- **Stored rows**:

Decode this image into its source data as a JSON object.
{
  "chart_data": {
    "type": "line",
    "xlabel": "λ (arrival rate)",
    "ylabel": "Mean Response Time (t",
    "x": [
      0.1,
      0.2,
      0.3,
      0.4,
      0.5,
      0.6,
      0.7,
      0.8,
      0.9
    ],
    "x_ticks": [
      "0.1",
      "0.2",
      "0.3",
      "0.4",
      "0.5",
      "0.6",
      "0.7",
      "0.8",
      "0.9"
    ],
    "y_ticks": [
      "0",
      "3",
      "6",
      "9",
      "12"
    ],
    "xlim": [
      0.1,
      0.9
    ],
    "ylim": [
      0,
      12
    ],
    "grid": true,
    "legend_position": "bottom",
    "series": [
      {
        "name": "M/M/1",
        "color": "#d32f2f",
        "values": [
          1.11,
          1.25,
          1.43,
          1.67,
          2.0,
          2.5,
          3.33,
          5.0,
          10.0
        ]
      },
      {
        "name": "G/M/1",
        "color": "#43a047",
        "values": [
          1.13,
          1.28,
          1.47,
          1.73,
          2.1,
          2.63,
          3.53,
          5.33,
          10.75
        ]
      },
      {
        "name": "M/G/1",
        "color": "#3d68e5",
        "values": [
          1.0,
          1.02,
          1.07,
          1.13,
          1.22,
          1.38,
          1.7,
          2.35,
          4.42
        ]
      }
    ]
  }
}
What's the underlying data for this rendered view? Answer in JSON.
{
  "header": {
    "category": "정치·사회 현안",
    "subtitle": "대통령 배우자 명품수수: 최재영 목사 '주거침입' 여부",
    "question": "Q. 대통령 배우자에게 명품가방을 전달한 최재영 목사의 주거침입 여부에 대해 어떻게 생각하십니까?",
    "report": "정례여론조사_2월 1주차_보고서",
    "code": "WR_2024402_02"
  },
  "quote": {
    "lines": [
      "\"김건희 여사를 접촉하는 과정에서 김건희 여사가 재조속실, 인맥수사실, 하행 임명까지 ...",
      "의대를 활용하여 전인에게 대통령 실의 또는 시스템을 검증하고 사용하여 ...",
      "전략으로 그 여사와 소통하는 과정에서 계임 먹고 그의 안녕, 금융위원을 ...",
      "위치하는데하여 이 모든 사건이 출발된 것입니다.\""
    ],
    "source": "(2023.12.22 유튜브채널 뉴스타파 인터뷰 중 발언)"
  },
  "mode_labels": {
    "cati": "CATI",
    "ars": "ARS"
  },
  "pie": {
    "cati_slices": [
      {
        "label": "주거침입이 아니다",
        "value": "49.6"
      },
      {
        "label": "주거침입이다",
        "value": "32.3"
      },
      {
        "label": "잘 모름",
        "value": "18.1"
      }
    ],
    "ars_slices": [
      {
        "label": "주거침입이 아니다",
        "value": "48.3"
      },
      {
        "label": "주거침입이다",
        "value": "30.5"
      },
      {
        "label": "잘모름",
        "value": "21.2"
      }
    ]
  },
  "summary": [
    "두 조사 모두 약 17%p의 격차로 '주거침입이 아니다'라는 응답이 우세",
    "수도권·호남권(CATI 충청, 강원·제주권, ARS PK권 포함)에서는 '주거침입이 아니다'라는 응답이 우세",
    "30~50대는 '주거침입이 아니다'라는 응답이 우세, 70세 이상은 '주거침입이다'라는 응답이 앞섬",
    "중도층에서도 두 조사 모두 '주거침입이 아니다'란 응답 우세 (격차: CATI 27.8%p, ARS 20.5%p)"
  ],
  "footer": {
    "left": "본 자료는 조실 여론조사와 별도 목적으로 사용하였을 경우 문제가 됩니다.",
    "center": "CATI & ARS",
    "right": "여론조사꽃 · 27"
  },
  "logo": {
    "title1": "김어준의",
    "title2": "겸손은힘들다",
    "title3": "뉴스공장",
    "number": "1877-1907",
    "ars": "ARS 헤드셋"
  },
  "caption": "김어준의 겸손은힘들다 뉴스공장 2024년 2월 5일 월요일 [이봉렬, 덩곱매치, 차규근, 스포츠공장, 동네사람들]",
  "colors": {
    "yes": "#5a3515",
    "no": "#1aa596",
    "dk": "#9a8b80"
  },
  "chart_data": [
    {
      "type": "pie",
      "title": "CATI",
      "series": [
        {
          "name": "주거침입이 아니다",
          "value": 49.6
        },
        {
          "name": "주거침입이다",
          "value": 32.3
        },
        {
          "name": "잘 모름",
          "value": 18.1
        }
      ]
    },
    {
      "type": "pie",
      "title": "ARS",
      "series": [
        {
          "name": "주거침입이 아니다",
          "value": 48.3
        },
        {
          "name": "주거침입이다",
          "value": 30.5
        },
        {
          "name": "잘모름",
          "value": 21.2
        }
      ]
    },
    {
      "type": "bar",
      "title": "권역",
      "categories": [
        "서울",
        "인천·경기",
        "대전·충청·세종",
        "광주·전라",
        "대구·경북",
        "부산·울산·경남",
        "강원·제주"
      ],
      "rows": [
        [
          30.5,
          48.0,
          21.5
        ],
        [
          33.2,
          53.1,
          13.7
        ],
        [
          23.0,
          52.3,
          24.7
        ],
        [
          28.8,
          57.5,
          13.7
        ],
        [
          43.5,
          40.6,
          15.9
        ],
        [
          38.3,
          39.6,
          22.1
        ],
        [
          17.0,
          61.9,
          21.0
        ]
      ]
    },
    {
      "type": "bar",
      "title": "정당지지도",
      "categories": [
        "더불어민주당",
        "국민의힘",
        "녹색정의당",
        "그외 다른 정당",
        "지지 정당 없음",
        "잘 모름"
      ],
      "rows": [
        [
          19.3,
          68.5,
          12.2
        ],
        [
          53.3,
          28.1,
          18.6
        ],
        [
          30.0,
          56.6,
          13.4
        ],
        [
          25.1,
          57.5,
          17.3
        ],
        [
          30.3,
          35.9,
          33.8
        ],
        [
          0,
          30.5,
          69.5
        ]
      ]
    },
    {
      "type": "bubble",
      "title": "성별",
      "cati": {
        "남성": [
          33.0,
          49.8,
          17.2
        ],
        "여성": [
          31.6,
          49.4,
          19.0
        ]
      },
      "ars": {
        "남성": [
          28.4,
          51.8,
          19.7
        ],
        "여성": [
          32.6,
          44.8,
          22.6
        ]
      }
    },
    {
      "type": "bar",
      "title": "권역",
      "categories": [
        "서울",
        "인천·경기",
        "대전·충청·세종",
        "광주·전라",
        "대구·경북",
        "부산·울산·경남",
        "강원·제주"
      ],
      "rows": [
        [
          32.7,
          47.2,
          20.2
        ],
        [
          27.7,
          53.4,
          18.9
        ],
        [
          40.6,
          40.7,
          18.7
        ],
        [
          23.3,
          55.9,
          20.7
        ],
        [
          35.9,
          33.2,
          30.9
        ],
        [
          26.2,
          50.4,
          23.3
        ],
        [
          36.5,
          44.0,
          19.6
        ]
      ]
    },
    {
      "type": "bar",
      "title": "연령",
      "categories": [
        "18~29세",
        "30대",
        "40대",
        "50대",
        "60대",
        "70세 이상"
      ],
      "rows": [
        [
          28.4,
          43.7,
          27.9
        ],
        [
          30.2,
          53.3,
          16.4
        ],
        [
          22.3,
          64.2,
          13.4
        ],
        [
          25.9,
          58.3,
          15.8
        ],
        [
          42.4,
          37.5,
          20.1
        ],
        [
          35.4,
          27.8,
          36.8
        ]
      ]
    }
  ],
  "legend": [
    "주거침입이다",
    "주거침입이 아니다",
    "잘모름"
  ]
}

- **Task to carry out**: Reproduce all of the entries word for word.

- **Task solution**:
Decode this image into its source data as a JSON object.
{
  "chart_data": {
    "type": "line",
    "xlabel": "λ (arrival rate)",
    "ylabel": "Mean Response Time (t",
    "x": [
      0.1,
      0.2,
      0.3,
      0.4,
      0.5,
      0.6,
      0.7,
      0.8,
      0.9
    ],
    "x_ticks": [
      "0.1",
      "0.2",
      "0.3",
      "0.4",
      "0.5",
      "0.6",
      "0.7",
      "0.8",
      "0.9"
    ],
    "y_ticks": [
      "0",
      "3",
      "6",
      "9",
      "12"
    ],
    "xlim": [
      0.1,
      0.9
    ],
    "ylim": [
      0,
      12
    ],
    "grid": true,
    "legend_position": "bottom",
    "series": [
      {
        "name": "M/M/1",
        "color": "#d32f2f",
        "values": [
          1.11,
          1.25,
          1.43,
          1.67,
          2.0,
          2.5,
          3.33,
          5.0,
          10.0
        ]
      },
      {
        "name": "G/M/1",
        "color": "#43a047",
        "values": [
          1.13,
          1.28,
          1.47,
          1.73,
          2.1,
          2.63,
          3.53,
          5.33,
          10.75
        ]
      },
      {
        "name": "M/G/1",
        "color": "#3d68e5",
        "values": [
          1.0,
          1.02,
          1.07,
          1.13,
          1.22,
          1.38,
          1.7,
          2.35,
          4.42
        ]
      }
    ]
  }
}
What's the underlying data for this rendered view? Answer in JSON.
{
  "header": {
    "category": "정치·사회 현안",
    "subtitle": "대통령 배우자 명품수수: 최재영 목사 '주거침입' 여부",
    "question": "Q. 대통령 배우자에게 명품가방을 전달한 최재영 목사의 주거침입 여부에 대해 어떻게 생각하십니까?",
    "report": "정례여론조사_2월 1주차_보고서",
    "code": "WR_2024402_02"
  },
  "quote": {
    "lines": [
      "\"김건희 여사를 접촉하는 과정에서 김건희 여사가 재조속실, 인맥수사실, 하행 임명까지 ...",
      "의대를 활용하여 전인에게 대통령 실의 또는 시스템을 검증하고 사용하여 ...",
      "전략으로 그 여사와 소통하는 과정에서 계임 먹고 그의 안녕, 금융위원을 ...",
      "위치하는데하여 이 모든 사건이 출발된 것입니다.\""
    ],
    "source": "(2023.12.22 유튜브채널 뉴스타파 인터뷰 중 발언)"
  },
  "mode_labels": {
    "cati": "CATI",
    "ars": "ARS"
  },
  "pie": {
    "cati_slices": [
      {
        "label": "주거침입이 아니다",
        "value": "49.6"
      },
      {
        "label": "주거침입이다",
        "value": "32.3"
      },
      {
        "label": "잘 모름",
        "value": "18.1"
      }
    ],
    "ars_slices": [
      {
        "label": "주거침입이 아니다",
        "value": "48.3"
      },
      {
        "label": "주거침입이다",
        "value": "30.5"
      },
      {
        "label": "잘모름",
        "value": "21.2"
      }
    ]
  },
  "summary": [
    "두 조사 모두 약 17%p의 격차로 '주거침입이 아니다'라는 응답이 우세",
    "수도권·호남권(CATI 충청, 강원·제주권, ARS PK권 포함)에서는 '주거침입이 아니다'라는 응답이 우세",
    "30~50대는 '주거침입이 아니다'라는 응답이 우세, 70세 이상은 '주거침입이다'라는 응답이 앞섬",
    "중도층에서도 두 조사 모두 '주거침입이 아니다'란 응답 우세 (격차: CATI 27.8%p, ARS 20.5%p)"
  ],
  "footer": {
    "left": "본 자료는 조실 여론조사와 별도 목적으로 사용하였을 경우 문제가 됩니다.",
    "center": "CATI & ARS",
    "right": "여론조사꽃 · 27"
  },
  "logo": {
    "title1": "김어준의",
    "title2": "겸손은힘들다",
    "title3": "뉴스공장",
    "number": "1877-1907",
    "ars": "ARS 헤드셋"
  },
  "caption": "김어준의 겸손은힘들다 뉴스공장 2024년 2월 5일 월요일 [이봉렬, 덩곱매치, 차규근, 스포츠공장, 동네사람들]",
  "colors": {
    "yes": "#5a3515",
    "no": "#1aa596",
    "dk": "#9a8b80"
  },
  "chart_data": [
    {
      "type": "pie",
      "title": "CATI",
      "series": [
        {
          "name": "주거침입이 아니다",
          "value": 49.6
        },
        {
          "name": "주거침입이다",
          "value": 32.3
        },
        {
          "name": "잘 모름",
          "value": 18.1
        }
      ]
    },
    {
      "type": "pie",
      "title": "ARS",
      "series": [
        {
          "name": "주거침입이 아니다",
          "value": 48.3
        },
        {
          "name": "주거침입이다",
          "value": 30.5
        },
        {
          "name": "잘모름",
          "value": 21.2
        }
      ]
    },
    {
      "type": "bar",
      "title": "권역",
      "categories": [
        "서울",
        "인천·경기",
        "대전·충청·세종",
        "광주·전라",
        "대구·경북",
        "부산·울산·경남",
        "강원·제주"
      ],
      "rows": [
        [
          30.5,
          48.0,
          21.5
        ],
        [
          33.2,
          53.1,
          13.7
        ],
        [
          23.0,
          52.3,
          24.7
        ],
        [
          28.8,
          57.5,
          13.7
        ],
        [
          43.5,
          40.6,
          15.9
        ],
        [
          38.3,
          39.6,
          22.1
        ],
        [
          17.0,
          61.9,
          21.0
        ]
      ]
    },
    {
      "type": "bar",
      "title": "정당지지도",
      "categories": [
        "더불어민주당",
        "국민의힘",
        "녹색정의당",
        "그외 다른 정당",
        "지지 정당 없음",
        "잘 모름"
      ],
      "rows": [
        [
          19.3,
          68.5,
          12.2
        ],
        [
          53.3,
          28.1,
          18.6
        ],
        [
          30.0,
          56.6,
          13.4
        ],
        [
          25.1,
          57.5,
          17.3
        ],
        [
          30.3,
          35.9,
          33.8
        ],
        [
          0,
          30.5,
          69.5
        ]
      ]
    },
    {
      "type": "bubble",
      "title": "성별",
      "cati": {
        "남성": [
          33.0,
          49.8,
          17.2
        ],
        "여성": [
          31.6,
          49.4,
          19.0
        ]
      },
      "ars": {
        "남성": [
          28.4,
          51.8,
          19.7
        ],
        "여성": [
          32.6,
          44.8,
          22.6
        ]
      }
    },
    {
      "type": "bar",
      "title": "권역",
      "categories": [
        "서울",
        "인천·경기",
        "대전·충청·세종",
        "광주·전라",
        "대구·경북",
        "부산·울산·경남",
        "강원·제주"
      ],
      "rows": [
        [
          32.7,
          47.2,
          20.2
        ],
        [
          27.7,
          53.4,
          18.9
        ],
        [
          40.6,
          40.7,
          18.7
        ],
        [
          23.3,
          55.9,
          20.7
        ],
        [
          35.9,
          33.2,
          30.9
        ],
        [
          26.2,
          50.4,
          23.3
        ],
        [
          36.5,
          44.0,
          19.6
        ]
      ]
    },
    {
      "type": "bar",
      "title": "연령",
      "categories": [
        "18~29세",
        "30대",
        "40대",
        "50대",
        "60대",
        "70세 이상"
      ],
      "rows": [
        [
          28.4,
          43.7,
          27.9
        ],
        [
          30.2,
          53.3,
          16.4
        ],
        [
          22.3,
          64.2,
          13.4
        ],
        [
          25.9,
          58.3,
          15.8
        ],
        [
          42.4,
          37.5,
          20.1
        ],
        [
          35.4,
          27.8,
          36.8
        ]
      ]
    }
  ],
  "legend": [
    "주거침입이다",
    "주거침입이 아니다",
    "잘모름"
  ]
}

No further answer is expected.